STATED TASK —
Return all of the data exactly as given.
--*--
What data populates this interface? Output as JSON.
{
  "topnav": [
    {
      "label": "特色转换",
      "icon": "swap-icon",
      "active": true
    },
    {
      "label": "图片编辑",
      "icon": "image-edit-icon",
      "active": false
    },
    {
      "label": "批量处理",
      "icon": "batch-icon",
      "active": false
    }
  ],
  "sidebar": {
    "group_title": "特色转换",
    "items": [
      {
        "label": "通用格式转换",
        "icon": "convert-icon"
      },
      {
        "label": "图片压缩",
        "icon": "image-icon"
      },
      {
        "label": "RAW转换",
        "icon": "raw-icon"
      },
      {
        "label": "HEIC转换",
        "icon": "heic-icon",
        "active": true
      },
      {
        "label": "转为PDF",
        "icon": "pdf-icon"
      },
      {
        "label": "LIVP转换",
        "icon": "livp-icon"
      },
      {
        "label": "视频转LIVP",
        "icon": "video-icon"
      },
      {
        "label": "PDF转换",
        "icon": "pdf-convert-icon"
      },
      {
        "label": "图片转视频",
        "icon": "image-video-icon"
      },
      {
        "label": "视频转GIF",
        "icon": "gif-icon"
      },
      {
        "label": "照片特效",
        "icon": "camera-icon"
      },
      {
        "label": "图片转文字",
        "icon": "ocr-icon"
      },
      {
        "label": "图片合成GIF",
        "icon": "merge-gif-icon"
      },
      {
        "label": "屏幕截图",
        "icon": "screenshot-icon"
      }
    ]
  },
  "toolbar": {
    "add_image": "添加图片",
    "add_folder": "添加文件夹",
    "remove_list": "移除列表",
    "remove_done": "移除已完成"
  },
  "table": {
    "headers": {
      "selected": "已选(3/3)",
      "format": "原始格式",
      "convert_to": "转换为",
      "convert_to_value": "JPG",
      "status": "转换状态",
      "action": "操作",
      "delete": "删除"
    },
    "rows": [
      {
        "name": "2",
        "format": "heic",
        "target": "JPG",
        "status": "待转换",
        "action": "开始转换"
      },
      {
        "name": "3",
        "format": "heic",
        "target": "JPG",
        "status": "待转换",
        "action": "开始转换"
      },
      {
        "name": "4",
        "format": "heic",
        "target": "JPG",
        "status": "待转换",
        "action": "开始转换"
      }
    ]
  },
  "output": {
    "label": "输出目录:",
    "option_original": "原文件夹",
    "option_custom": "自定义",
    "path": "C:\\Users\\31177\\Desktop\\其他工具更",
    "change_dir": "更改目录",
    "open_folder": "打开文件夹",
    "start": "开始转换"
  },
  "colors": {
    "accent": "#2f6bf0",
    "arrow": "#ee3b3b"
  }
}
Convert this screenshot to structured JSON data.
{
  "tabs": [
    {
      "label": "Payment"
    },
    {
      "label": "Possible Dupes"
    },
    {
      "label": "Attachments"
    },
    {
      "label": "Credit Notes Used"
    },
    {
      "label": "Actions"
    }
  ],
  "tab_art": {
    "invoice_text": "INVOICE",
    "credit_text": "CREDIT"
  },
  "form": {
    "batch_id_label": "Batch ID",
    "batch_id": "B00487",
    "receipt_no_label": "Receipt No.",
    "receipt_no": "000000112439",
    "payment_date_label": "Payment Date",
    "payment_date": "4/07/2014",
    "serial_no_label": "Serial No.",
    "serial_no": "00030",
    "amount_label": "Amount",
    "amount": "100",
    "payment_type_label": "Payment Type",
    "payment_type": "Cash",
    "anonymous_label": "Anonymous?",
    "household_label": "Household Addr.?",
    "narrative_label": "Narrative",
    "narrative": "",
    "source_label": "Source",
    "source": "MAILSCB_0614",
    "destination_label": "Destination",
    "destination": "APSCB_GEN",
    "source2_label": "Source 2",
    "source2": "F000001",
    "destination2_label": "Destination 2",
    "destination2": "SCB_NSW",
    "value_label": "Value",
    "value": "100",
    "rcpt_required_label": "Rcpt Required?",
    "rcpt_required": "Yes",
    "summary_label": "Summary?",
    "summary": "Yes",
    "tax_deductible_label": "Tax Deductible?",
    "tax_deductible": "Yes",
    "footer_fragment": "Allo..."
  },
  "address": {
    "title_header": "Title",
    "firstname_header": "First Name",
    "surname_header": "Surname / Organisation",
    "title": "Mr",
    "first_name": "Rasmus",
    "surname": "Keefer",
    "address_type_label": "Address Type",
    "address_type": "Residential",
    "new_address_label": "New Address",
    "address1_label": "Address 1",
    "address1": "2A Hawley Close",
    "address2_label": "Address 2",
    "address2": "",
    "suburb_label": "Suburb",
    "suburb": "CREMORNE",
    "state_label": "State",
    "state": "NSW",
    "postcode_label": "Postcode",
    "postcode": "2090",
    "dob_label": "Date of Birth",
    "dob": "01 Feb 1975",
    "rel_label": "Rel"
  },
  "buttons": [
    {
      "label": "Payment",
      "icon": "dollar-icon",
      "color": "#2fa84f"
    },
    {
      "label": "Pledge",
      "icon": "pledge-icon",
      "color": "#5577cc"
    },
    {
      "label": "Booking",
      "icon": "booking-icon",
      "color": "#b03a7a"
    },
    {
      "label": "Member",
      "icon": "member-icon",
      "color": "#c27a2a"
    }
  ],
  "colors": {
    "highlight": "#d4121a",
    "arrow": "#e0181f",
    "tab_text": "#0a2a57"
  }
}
--*--
ANSWER TO THIS PROBLEM —
What data populates this interface? Output as JSON.
{
  "topnav": [
    {
      "label": "特色转换",
      "icon": "swap-icon",
      "active": true
    },
    {
      "label": "图片编辑",
      "icon": "image-edit-icon",
      "active": false
    },
    {
      "label": "批量处理",
      "icon": "batch-icon",
      "active": false
    }
  ],
  "sidebar": {
    "group_title": "特色转换",
    "items": [
      {
        "label": "通用格式转换",
        "icon": "convert-icon"
      },
      {
        "label": "图片压缩",
        "icon": "image-icon"
      },
      {
        "label": "RAW转换",
        "icon": "raw-icon"
      },
      {
        "label": "HEIC转换",
        "icon": "heic-icon",
        "active": true
      },
      {
        "label": "转为PDF",
        "icon": "pdf-icon"
      },
      {
        "label": "LIVP转换",
        "icon": "livp-icon"
      },
      {
        "label": "视频转LIVP",
        "icon": "video-icon"
      },
      {
        "label": "PDF转换",
        "icon": "pdf-convert-icon"
      },
      {
        "label": "图片转视频",
        "icon": "image-video-icon"
      },
      {
        "label": "视频转GIF",
        "icon": "gif-icon"
      },
      {
        "label": "照片特效",
        "icon": "camera-icon"
      },
      {
        "label": "图片转文字",
        "icon": "ocr-icon"
      },
      {
        "label": "图片合成GIF",
        "icon": "merge-gif-icon"
      },
      {
        "label": "屏幕截图",
        "icon": "screenshot-icon"
      }
    ]
  },
  "toolbar": {
    "add_image": "添加图片",
    "add_folder": "添加文件夹",
    "remove_list": "移除列表",
    "remove_done": "移除已完成"
  },
  "table": {
    "headers": {
      "selected": "已选(3/3)",
      "format": "原始格式",
      "convert_to": "转换为",
      "convert_to_value": "JPG",
      "status": "转换状态",
      "action": "操作",
      "delete": "删除"
    },
    "rows": [
      {
        "name": "2",
        "format": "heic",
        "target": "JPG",
        "status": "待转换",
        "action": "开始转换"
      },
      {
        "name": "3",
        "format": "heic",
        "target": "JPG",
        "status": "待转换",
        "action": "开始转换"
      },
      {
        "name": "4",
        "format": "heic",
        "target": "JPG",
        "status": "待转换",
        "action": "开始转换"
      }
    ]
  },
  "output": {
    "label": "输出目录:",
    "option_original": "原文件夹",
    "option_custom": "自定义",
    "path": "C:\\Users\\31177\\Desktop\\其他工具更",
    "change_dir": "更改目录",
    "open_folder": "打开文件夹",
    "start": "开始转换"
  },
  "colors": {
    "accent": "#2f6bf0",
    "arrow": "#ee3b3b"
  }
}
Convert this screenshot to structured JSON data.
{
  "tabs": [
    {
      "label": "Payment"
    },
    {
      "label": "Possible Dupes"
    },
    {
      "label": "Attachments"
    },
    {
      "label": "Credit Notes Used"
    },
    {
      "label": "Actions"
    }
  ],
  "tab_art": {
    "invoice_text": "INVOICE",
    "credit_text": "CREDIT"
  },
  "form": {
    "batch_id_label": "Batch ID",
    "batch_id": "B00487",
    "receipt_no_label": "Receipt No.",
    "receipt_no": "000000112439",
    "payment_date_label": "Payment Date",
    "payment_date": "4/07/2014",
    "serial_no_label": "Serial No.",
    "serial_no": "00030",
    "amount_label": "Amount",
    "amount": "100",
    "payment_type_label": "Payment Type",
    "payment_type": "Cash",
    "anonymous_label": "Anonymous?",
    "household_label": "Household Addr.?",
    "narrative_label": "Narrative",
    "narrative": "",
    "source_label": "Source",
    "source": "MAILSCB_0614",
    "destination_label": "Destination",
    "destination": "APSCB_GEN",
    "source2_label": "Source 2",
    "source2": "F000001",
    "destination2_label": "Destination 2",
    "destination2": "SCB_NSW",
    "value_label": "Value",
    "value": "100",
    "rcpt_required_label": "Rcpt Required?",
    "rcpt_required": "Yes",
    "summary_label": "Summary?",
    "summary": "Yes",
    "tax_deductible_label": "Tax Deductible?",
    "tax_deductible": "Yes",
    "footer_fragment": "Allo..."
  },
  "address": {
    "title_header": "Title",
    "firstname_header": "First Name",
    "surname_header": "Surname / Organisation",
    "title": "Mr",
    "first_name": "Rasmus",
    "surname": "Keefer",
    "address_type_label": "Address Type",
    "address_type": "Residential",
    "new_address_label": "New Address",
    "address1_label": "Address 1",
    "address1": "2A Hawley Close",
    "address2_label": "Address 2",
    "address2": "",
    "suburb_label": "Suburb",
    "suburb": "CREMORNE",
    "state_label": "State",
    "state": "NSW",
    "postcode_label": "Postcode",
    "postcode": "2090",
    "dob_label": "Date of Birth",
    "dob": "01 Feb 1975",
    "rel_label": "Rel"
  },
  "buttons": [
    {
      "label": "Payment",
      "icon": "dollar-icon",
      "color": "#2fa84f"
    },
    {
      "label": "Pledge",
      "icon": "pledge-icon",
      "color": "#5577cc"
    },
    {
      "label": "Booking",
      "icon": "booking-icon",
      "color": "#b03a7a"
    },
    {
      "label": "Member",
      "icon": "member-icon",
      "color": "#c27a2a"
    }
  ],
  "colors": {
    "highlight": "#d4121a",
    "arrow": "#e0181f",
    "tab_text": "#0a2a57"
  }
}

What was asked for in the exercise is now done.